— Begin —

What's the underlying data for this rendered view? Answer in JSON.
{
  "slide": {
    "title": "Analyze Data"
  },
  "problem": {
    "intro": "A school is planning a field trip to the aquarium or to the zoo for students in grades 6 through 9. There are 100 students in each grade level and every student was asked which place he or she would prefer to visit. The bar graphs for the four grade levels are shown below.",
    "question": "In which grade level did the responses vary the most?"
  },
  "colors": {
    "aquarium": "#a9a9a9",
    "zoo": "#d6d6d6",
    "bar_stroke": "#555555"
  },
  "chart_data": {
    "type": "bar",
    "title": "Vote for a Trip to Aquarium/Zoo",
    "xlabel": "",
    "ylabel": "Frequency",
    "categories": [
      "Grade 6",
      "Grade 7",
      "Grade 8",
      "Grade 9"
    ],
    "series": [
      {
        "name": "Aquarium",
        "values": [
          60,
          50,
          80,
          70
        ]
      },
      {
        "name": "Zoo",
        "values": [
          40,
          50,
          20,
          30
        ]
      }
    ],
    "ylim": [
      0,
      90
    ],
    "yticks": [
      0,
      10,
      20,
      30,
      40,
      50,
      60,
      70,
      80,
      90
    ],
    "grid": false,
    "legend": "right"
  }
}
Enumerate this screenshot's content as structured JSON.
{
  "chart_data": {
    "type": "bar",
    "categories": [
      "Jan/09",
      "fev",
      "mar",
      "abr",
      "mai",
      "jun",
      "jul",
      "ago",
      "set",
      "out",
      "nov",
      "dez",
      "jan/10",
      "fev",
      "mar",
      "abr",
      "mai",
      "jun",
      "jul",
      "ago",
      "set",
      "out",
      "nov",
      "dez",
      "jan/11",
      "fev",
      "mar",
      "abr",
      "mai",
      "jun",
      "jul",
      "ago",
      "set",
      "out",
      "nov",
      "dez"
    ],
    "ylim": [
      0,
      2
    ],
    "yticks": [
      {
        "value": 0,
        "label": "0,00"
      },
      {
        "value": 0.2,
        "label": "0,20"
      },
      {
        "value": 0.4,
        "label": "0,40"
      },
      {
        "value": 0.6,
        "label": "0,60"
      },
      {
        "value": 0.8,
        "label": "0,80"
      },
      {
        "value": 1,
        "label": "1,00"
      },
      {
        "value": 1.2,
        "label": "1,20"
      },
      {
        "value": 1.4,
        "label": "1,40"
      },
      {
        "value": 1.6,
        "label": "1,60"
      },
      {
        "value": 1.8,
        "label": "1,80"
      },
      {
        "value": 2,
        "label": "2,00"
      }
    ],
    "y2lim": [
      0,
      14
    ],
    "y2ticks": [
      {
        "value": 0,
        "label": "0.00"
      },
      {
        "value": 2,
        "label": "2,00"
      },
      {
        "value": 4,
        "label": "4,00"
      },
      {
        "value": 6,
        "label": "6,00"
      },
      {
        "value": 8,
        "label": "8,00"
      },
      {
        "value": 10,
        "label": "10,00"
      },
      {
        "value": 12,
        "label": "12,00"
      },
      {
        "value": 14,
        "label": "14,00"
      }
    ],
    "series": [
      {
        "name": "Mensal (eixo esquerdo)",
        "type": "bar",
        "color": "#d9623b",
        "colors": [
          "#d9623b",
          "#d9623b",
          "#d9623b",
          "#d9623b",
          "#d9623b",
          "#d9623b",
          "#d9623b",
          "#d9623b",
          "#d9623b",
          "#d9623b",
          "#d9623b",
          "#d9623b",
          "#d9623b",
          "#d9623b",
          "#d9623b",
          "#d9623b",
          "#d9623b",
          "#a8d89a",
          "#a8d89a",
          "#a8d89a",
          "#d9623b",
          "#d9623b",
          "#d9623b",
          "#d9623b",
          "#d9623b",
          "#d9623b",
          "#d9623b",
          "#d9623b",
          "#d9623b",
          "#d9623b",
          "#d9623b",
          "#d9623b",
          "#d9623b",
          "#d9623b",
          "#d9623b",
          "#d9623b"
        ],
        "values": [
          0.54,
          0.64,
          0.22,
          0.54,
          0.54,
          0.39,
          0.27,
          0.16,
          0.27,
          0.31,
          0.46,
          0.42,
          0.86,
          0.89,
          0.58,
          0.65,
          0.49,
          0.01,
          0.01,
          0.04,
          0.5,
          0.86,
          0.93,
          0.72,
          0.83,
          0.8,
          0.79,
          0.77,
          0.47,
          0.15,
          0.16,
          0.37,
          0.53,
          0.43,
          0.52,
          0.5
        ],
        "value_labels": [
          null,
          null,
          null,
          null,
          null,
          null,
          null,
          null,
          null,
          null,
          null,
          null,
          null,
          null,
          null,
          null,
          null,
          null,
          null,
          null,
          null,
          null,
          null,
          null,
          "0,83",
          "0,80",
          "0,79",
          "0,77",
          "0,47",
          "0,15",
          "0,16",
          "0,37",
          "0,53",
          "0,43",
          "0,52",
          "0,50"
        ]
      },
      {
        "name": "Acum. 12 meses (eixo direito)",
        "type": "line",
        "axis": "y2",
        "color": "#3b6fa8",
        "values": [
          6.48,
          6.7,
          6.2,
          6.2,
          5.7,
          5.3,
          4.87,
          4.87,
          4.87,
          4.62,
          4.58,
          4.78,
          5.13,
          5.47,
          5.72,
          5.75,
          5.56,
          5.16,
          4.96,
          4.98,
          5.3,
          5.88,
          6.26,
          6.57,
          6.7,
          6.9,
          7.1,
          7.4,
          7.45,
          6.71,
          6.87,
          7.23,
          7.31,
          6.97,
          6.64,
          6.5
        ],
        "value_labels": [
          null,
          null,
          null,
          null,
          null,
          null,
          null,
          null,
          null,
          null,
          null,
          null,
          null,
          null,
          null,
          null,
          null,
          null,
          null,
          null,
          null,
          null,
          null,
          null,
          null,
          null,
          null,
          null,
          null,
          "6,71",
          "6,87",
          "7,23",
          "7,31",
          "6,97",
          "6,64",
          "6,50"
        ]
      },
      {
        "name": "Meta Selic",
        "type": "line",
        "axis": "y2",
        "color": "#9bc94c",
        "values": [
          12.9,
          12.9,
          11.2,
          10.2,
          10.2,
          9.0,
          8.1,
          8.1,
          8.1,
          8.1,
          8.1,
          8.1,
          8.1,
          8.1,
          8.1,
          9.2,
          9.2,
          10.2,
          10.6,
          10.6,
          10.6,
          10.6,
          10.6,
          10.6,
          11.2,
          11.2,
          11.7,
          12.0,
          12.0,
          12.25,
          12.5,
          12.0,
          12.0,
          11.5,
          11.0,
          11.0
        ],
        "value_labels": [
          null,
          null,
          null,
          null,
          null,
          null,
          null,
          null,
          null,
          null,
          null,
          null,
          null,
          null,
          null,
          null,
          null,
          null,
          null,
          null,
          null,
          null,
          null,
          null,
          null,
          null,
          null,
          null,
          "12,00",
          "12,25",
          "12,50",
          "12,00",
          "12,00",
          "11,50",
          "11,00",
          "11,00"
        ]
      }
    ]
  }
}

— End —

» WHAT NEEDS TO BE DONE
Copy out each line of the entries that holds "eixo".

» FINISHED TASK
        "name": "Mensal (eixo esquerdo)",
        "name": "Acum. 12 meses (eixo direito)",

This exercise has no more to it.